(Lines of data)
•••
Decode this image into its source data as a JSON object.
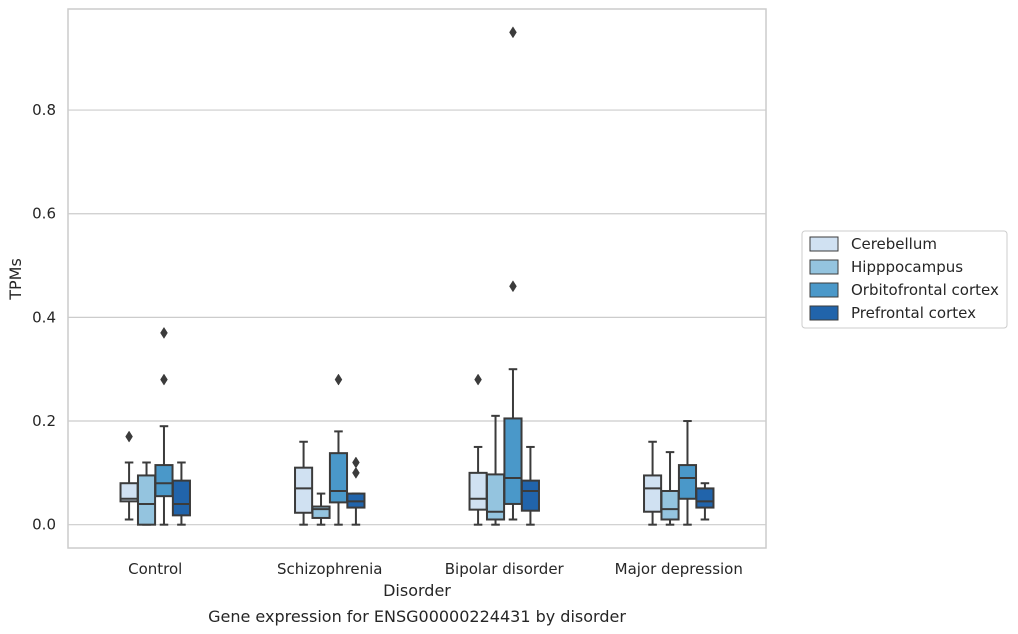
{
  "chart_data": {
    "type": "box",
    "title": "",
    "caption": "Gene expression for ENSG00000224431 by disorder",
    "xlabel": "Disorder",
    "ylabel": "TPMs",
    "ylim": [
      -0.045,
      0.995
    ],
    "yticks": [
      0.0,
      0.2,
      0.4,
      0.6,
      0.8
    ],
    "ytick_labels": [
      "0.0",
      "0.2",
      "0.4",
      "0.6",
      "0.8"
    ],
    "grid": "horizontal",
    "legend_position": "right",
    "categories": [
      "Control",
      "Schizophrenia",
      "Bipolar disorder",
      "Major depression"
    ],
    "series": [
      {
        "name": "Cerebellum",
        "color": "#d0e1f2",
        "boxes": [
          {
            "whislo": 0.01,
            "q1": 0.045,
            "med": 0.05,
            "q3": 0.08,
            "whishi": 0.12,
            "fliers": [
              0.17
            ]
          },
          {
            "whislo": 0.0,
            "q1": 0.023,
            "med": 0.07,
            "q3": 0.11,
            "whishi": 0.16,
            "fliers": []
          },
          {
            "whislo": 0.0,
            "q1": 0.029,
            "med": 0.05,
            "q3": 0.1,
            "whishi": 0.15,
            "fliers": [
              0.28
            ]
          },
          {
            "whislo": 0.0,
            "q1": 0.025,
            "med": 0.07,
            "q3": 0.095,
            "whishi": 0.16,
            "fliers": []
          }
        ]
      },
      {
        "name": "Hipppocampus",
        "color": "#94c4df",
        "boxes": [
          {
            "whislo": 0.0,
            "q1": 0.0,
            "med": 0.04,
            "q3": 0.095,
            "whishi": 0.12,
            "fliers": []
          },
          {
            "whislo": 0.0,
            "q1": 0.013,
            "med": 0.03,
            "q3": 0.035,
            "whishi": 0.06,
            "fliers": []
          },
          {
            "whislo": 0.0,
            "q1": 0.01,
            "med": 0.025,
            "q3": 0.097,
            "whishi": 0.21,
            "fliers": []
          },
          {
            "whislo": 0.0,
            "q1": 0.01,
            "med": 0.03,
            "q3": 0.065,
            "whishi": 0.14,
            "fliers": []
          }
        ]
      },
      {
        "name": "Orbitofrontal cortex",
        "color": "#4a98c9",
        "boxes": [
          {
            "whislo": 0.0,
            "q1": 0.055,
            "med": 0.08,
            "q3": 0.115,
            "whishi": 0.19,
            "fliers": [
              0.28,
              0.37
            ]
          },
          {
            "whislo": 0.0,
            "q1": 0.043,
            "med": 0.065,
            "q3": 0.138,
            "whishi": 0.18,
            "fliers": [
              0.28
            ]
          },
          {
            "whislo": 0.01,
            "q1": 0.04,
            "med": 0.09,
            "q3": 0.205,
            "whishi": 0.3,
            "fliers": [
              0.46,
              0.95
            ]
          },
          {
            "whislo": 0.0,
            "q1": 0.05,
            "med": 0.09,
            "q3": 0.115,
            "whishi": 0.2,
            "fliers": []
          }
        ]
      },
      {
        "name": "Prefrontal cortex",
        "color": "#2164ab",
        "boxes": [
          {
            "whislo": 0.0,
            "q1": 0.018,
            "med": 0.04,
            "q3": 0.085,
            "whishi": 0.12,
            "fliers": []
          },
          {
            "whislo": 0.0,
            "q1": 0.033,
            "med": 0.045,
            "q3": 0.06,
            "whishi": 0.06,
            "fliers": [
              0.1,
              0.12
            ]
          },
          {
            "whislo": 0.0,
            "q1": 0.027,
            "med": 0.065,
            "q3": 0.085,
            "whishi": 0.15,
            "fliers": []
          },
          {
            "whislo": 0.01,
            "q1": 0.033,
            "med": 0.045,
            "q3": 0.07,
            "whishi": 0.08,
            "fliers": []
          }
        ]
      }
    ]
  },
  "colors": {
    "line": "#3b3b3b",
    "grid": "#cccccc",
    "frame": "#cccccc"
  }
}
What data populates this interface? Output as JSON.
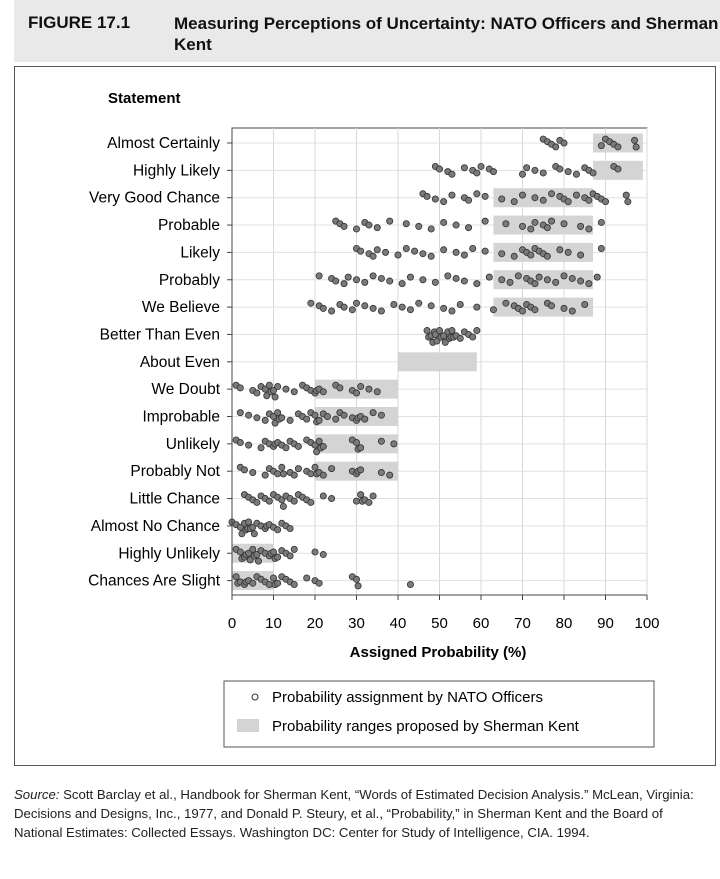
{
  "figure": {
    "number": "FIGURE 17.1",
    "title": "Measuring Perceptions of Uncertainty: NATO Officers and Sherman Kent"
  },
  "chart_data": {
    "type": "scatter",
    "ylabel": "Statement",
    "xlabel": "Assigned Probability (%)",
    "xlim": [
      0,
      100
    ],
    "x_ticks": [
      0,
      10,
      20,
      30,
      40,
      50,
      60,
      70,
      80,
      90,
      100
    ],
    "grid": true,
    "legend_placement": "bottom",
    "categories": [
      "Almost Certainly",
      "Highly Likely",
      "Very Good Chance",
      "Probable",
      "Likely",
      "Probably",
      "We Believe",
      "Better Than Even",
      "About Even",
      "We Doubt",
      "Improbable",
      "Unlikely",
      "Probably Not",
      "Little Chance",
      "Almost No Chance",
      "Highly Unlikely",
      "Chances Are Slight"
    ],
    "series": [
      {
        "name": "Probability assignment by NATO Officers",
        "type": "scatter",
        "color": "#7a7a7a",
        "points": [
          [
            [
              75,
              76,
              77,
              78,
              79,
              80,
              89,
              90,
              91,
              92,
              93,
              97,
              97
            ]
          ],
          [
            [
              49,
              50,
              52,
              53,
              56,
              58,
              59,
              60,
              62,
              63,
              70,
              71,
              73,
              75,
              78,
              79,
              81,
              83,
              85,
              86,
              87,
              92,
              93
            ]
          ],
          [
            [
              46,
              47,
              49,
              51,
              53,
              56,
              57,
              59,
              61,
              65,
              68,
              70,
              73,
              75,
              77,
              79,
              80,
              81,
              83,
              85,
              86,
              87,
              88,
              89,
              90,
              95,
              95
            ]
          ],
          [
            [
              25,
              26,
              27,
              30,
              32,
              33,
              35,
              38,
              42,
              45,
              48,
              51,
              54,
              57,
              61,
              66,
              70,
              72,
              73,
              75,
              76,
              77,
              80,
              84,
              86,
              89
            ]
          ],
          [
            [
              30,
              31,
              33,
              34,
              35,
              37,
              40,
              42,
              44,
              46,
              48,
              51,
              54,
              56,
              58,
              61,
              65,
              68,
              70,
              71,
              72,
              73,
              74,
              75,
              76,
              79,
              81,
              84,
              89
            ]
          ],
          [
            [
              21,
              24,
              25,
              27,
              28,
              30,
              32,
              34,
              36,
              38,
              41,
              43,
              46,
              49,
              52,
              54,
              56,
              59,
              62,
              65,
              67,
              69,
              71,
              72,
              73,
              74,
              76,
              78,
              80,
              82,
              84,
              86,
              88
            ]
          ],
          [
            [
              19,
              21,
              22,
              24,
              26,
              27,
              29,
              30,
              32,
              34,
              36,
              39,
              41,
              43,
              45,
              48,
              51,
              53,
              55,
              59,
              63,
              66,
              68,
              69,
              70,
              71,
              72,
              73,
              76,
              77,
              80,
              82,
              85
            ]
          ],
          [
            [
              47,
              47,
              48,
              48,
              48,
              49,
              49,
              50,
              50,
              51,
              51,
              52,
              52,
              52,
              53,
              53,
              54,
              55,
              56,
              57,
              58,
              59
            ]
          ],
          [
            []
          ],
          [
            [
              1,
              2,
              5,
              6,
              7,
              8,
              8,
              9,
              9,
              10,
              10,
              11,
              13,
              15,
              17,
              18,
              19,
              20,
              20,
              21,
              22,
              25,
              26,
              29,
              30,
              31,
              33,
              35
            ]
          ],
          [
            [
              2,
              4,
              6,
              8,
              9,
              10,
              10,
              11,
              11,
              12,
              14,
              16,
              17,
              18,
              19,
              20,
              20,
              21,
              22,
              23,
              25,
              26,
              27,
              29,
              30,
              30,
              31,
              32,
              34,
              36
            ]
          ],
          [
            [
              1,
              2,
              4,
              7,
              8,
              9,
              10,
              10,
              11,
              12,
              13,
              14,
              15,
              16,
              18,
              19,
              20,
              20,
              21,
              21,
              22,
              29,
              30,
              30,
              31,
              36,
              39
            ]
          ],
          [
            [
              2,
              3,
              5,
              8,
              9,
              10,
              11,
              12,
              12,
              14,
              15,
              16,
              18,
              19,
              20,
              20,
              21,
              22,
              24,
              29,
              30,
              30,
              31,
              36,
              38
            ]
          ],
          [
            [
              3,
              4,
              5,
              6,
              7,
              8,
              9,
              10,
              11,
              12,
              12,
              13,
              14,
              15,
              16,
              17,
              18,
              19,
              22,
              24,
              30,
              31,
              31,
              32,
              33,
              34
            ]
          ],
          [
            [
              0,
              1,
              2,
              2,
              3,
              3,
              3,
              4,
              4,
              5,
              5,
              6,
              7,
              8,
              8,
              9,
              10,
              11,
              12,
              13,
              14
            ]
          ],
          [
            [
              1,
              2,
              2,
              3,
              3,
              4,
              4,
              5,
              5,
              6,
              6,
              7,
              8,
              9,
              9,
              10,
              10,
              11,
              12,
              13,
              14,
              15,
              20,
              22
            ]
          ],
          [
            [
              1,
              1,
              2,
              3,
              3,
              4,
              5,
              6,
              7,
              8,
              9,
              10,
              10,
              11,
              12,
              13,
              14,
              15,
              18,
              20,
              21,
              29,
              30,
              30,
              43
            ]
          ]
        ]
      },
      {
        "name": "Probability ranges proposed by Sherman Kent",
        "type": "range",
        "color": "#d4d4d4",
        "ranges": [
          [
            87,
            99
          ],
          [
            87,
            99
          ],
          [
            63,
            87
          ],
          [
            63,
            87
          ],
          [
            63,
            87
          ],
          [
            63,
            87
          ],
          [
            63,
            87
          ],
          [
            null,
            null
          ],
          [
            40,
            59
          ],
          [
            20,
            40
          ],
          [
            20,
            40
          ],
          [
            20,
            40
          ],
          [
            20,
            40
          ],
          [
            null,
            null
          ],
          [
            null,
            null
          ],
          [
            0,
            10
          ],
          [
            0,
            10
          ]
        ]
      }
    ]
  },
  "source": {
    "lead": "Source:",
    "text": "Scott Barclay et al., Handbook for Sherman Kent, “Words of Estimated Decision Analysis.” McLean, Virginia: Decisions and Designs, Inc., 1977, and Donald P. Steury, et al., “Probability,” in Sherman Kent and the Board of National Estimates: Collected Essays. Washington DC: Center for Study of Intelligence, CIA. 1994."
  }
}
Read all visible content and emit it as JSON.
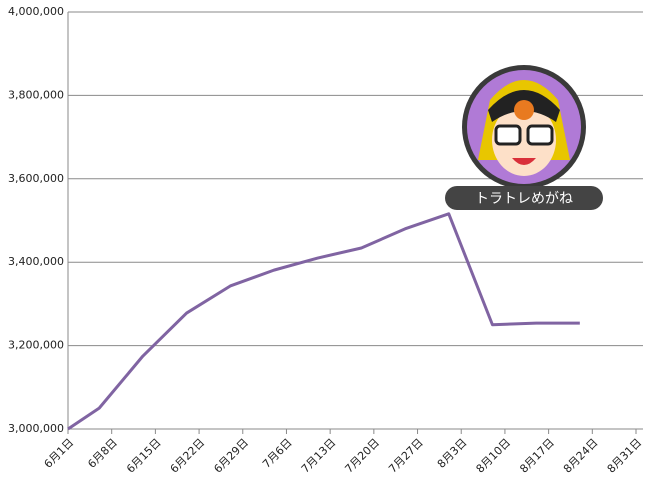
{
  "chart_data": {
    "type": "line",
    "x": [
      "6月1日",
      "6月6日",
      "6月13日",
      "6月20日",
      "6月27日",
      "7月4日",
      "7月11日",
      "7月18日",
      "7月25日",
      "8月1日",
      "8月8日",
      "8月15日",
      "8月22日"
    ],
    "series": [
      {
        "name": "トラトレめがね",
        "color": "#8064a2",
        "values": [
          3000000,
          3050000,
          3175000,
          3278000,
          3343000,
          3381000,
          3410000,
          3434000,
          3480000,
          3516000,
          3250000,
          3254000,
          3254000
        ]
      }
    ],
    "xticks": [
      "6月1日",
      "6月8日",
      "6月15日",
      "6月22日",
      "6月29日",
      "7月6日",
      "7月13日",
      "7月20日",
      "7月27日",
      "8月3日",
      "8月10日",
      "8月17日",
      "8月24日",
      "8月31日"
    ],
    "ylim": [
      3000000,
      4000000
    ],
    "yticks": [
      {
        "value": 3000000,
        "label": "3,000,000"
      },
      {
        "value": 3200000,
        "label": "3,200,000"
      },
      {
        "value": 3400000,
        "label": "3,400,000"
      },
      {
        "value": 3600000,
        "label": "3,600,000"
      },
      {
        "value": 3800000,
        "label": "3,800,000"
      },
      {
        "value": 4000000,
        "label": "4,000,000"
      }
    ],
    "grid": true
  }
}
•••
=== Problem requirements ===
Copy and report every line where the word "title" is present.

=== Full answer ===
    "title": "",
    "title": "Measuring Perceptions of Uncertainty: NATO Officers and Sherman Kent"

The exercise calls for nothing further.